> [Exercise description]: Count the lines in the items below that contain the string "leader", matching case exactly. Reply with the number only.

Bounding box annotations
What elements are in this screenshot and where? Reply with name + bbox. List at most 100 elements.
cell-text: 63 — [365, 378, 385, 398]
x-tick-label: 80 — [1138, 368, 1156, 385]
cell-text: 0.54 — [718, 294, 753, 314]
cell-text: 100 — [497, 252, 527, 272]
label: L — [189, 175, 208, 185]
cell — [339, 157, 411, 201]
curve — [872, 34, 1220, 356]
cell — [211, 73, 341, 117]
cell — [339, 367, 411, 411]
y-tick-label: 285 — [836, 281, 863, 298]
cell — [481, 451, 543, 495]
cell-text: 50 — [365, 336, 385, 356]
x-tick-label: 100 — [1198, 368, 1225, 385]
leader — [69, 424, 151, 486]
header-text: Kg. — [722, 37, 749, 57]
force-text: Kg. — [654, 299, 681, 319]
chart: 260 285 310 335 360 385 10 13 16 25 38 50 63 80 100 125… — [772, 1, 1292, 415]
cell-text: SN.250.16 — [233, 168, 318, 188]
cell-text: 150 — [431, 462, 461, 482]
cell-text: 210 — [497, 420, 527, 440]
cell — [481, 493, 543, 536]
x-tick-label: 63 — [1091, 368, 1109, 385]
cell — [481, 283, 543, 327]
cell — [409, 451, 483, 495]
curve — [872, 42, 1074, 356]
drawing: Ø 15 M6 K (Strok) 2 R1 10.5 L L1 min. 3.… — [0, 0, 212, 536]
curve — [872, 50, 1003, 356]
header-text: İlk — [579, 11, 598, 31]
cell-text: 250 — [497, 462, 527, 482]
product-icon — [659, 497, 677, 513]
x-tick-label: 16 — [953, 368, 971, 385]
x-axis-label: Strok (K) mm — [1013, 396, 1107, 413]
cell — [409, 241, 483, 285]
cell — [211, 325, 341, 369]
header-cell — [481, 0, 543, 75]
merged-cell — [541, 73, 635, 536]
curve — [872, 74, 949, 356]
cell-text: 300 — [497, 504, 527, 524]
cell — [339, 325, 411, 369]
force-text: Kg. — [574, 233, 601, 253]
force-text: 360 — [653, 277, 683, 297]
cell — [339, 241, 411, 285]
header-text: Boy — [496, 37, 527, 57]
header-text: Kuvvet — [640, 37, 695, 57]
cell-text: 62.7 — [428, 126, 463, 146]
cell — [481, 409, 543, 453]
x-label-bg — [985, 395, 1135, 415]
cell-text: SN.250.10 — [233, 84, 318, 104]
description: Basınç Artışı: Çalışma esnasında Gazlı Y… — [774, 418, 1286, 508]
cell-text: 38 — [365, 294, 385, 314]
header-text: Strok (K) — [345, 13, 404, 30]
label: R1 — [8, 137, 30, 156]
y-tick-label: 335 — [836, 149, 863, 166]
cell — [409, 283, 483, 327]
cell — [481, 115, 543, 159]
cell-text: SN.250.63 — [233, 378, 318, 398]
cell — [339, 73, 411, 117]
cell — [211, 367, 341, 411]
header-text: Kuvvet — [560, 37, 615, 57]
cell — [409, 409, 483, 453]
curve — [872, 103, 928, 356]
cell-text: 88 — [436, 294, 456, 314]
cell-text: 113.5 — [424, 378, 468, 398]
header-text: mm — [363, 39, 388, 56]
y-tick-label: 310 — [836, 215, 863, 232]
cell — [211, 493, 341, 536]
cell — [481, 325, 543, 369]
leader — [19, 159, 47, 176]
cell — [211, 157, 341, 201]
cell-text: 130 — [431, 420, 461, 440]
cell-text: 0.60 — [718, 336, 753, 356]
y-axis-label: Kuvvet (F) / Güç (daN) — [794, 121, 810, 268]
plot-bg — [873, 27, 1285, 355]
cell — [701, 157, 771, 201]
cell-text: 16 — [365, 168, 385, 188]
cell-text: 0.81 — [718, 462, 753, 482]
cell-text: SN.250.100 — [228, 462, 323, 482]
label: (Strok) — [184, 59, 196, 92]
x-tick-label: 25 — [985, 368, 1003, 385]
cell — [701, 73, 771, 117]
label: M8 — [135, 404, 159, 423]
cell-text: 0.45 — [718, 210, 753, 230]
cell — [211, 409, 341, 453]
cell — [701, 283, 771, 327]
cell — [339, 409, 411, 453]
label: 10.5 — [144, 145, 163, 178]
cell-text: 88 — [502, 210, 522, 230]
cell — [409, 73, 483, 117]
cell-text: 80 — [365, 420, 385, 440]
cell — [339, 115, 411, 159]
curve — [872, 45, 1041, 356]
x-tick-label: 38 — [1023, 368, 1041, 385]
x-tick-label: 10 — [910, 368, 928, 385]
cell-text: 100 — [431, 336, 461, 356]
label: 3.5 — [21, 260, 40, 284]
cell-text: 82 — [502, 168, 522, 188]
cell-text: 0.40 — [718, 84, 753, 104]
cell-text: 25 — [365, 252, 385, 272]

> [Problem solution]: 2